***** Record excerpts

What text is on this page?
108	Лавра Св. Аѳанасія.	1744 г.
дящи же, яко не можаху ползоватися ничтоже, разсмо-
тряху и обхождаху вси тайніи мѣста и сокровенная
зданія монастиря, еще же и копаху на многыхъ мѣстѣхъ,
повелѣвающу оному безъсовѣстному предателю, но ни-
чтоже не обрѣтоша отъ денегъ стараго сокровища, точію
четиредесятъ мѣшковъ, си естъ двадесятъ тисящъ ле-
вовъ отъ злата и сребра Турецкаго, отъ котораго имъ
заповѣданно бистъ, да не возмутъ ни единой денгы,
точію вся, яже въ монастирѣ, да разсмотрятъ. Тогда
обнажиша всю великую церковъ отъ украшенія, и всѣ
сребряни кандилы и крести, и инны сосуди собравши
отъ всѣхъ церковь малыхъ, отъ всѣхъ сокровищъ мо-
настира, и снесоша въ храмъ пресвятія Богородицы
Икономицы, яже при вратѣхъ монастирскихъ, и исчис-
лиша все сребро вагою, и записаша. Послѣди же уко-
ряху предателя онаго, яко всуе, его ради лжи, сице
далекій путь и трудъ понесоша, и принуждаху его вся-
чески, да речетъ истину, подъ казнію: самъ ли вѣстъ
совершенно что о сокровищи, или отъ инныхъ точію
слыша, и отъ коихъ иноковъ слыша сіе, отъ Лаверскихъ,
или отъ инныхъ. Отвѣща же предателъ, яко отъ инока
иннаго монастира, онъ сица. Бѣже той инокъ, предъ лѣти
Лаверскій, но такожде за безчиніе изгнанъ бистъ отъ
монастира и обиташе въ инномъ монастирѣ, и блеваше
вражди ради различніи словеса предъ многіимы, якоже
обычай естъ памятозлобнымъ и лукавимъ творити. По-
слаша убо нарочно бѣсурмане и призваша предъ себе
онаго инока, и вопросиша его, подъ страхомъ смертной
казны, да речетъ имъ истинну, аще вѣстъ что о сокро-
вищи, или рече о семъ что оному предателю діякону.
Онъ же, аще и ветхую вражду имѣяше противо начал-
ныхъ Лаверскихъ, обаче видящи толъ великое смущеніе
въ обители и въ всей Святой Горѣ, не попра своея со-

**********

[Description of the task] Transcribe all of the material exactly. Omit nothing.

[The answer]
What text is on this page?
108	Лавра Св. Аѳанасія.	1744 г.
дящи же, яко не можаху ползоватися ничтоже, разсмо-
тряху и обхождаху вси тайніи мѣста и сокровенная
зданія монастиря, еще же и копаху на многыхъ мѣстѣхъ,
повелѣвающу оному безъсовѣстному предателю, но ни-
чтоже не обрѣтоша отъ денегъ стараго сокровища, точію
четиредесятъ мѣшковъ, си естъ двадесятъ тисящъ ле-
вовъ отъ злата и сребра Турецкаго, отъ котораго имъ
заповѣданно бистъ, да не возмутъ ни единой денгы,
точію вся, яже въ монастирѣ, да разсмотрятъ. Тогда
обнажиша всю великую церковъ отъ украшенія, и всѣ
сребряни кандилы и крести, и инны сосуди собравши
отъ всѣхъ церковь малыхъ, отъ всѣхъ сокровищъ мо-
настира, и снесоша въ храмъ пресвятія Богородицы
Икономицы, яже при вратѣхъ монастирскихъ, и исчис-
лиша все сребро вагою, и записаша. Послѣди же уко-
ряху предателя онаго, яко всуе, его ради лжи, сице
далекій путь и трудъ понесоша, и принуждаху его вся-
чески, да речетъ истину, подъ казнію: самъ ли вѣстъ
совершенно что о сокровищи, или отъ инныхъ точію
слыша, и отъ коихъ иноковъ слыша сіе, отъ Лаверскихъ,
или отъ инныхъ. Отвѣща же предателъ, яко отъ инока
иннаго монастира, онъ сица. Бѣже той инокъ, предъ лѣти
Лаверскій, но такожде за безчиніе изгнанъ бистъ отъ
монастира и обиташе въ инномъ монастирѣ, и блеваше
вражди ради различніи словеса предъ многіимы, якоже
обычай естъ памятозлобнымъ и лукавимъ творити. По-
слаша убо нарочно бѣсурмане и призваша предъ себе
онаго инока, и вопросиша его, подъ страхомъ смертной
казны, да речетъ имъ истинну, аще вѣстъ что о сокро-
вищи, или рече о семъ что оному предателю діякону.
Онъ же, аще и ветхую вражду имѣяше противо начал-
ныхъ Лаверскихъ, обаче видящи толъ великое смущеніе
въ обители и въ всей Святой Горѣ, не попра своея со-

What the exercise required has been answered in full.